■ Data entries
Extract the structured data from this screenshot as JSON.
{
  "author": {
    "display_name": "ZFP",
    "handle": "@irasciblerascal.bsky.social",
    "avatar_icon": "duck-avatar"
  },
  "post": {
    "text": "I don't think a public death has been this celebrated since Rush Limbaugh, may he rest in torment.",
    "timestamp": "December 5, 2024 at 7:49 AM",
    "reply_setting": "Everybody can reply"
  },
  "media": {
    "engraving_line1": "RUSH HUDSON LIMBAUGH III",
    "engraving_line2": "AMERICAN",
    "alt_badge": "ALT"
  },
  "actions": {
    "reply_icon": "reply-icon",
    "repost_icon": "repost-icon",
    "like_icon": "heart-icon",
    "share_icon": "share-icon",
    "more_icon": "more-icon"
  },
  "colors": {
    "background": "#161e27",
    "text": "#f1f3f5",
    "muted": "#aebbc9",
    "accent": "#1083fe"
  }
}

■ STATED TASK
The records above are to be copied in full, exactly as written.

■ SOLUTION
Extract the structured data from this screenshot as JSON.
{
  "author": {
    "display_name": "ZFP",
    "handle": "@irasciblerascal.bsky.social",
    "avatar_icon": "duck-avatar"
  },
  "post": {
    "text": "I don't think a public death has been this celebrated since Rush Limbaugh, may he rest in torment.",
    "timestamp": "December 5, 2024 at 7:49 AM",
    "reply_setting": "Everybody can reply"
  },
  "media": {
    "engraving_line1": "RUSH HUDSON LIMBAUGH III",
    "engraving_line2": "AMERICAN",
    "alt_badge": "ALT"
  },
  "actions": {
    "reply_icon": "reply-icon",
    "repost_icon": "repost-icon",
    "like_icon": "heart-icon",
    "share_icon": "share-icon",
    "more_icon": "more-icon"
  },
  "colors": {
    "background": "#161e27",
    "text": "#f1f3f5",
    "muted": "#aebbc9",
    "accent": "#1083fe"
  }
}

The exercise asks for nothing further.